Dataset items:
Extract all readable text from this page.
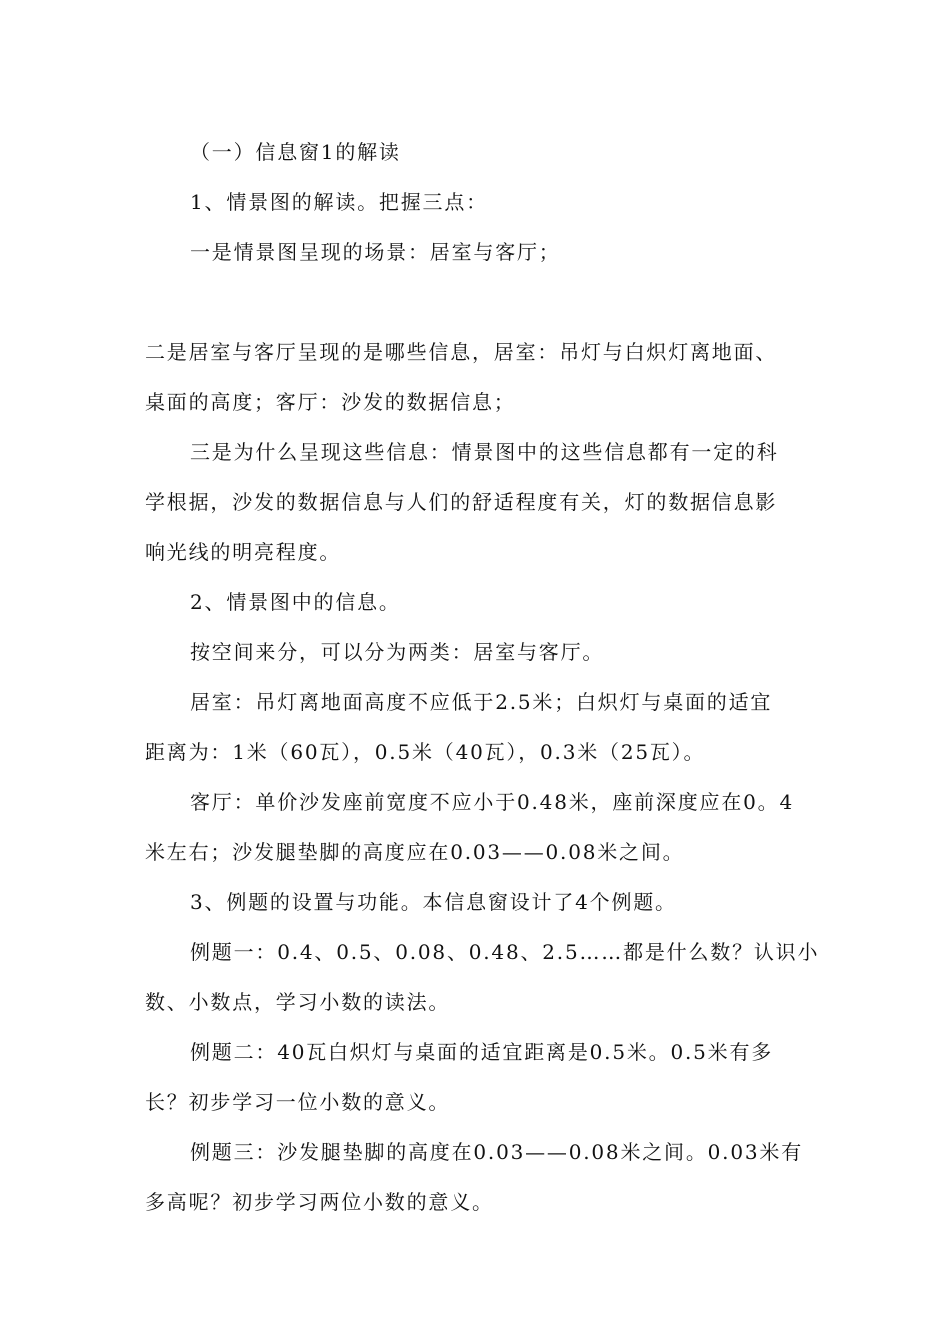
（一）信息窗1的解读
1、情景图的解读。把握三点：
一是情景图呈现的场景：居室与客厅；
二是居室与客厅呈现的是哪些信息，居室：吊灯与白炽灯离地面、
桌面的高度；客厅：沙发的数据信息；
三是为什么呈现这些信息：情景图中的这些信息都有一定的科
学根据，沙发的数据信息与人们的舒适程度有关，灯的数据信息影
响光线的明亮程度。
2、情景图中的信息。
按空间来分，可以分为两类：居室与客厅。
居室：吊灯离地面高度不应低于2.5米；白炽灯与桌面的适宜
距离为：1米（60瓦），0.5米（40瓦），0.3米（25瓦）。
客厅：单价沙发座前宽度不应小于0.48米，座前深度应在0。4
米左右；沙发腿垫脚的高度应在0.03——0.08米之间。
3、例题的设置与功能。本信息窗设计了4个例题。
例题一：0.4、0.5、0.08、0.48、2.5……都是什么数？认识小
数、小数点，学习小数的读法。
例题二：40瓦白炽灯与桌面的适宜距离是0.5米。0.5米有多
长？初步学习一位小数的意义。
例题三：沙发腿垫脚的高度在0.03——0.08米之间。0.03米有
多高呢？初步学习两位小数的意义。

**Exercise instructions**. Every line above should be returned exactly; the pictures stay out.

**Response for this exercise**.
Extract all readable text from this page.
（一）信息窗1的解读
1、情景图的解读。把握三点：
一是情景图呈现的场景：居室与客厅；
二是居室与客厅呈现的是哪些信息，居室：吊灯与白炽灯离地面、
桌面的高度；客厅：沙发的数据信息；
三是为什么呈现这些信息：情景图中的这些信息都有一定的科
学根据，沙发的数据信息与人们的舒适程度有关，灯的数据信息影
响光线的明亮程度。
2、情景图中的信息。
按空间来分，可以分为两类：居室与客厅。
居室：吊灯离地面高度不应低于2.5米；白炽灯与桌面的适宜
距离为：1米（60瓦），0.5米（40瓦），0.3米（25瓦）。
客厅：单价沙发座前宽度不应小于0.48米，座前深度应在0。4
米左右；沙发腿垫脚的高度应在0.03——0.08米之间。
3、例题的设置与功能。本信息窗设计了4个例题。
例题一：0.4、0.5、0.08、0.48、2.5……都是什么数？认识小
数、小数点，学习小数的读法。
例题二：40瓦白炽灯与桌面的适宜距离是0.5米。0.5米有多
长？初步学习一位小数的意义。
例题三：沙发腿垫脚的高度在0.03——0.08米之间。0.03米有
多高呢？初步学习两位小数的意义。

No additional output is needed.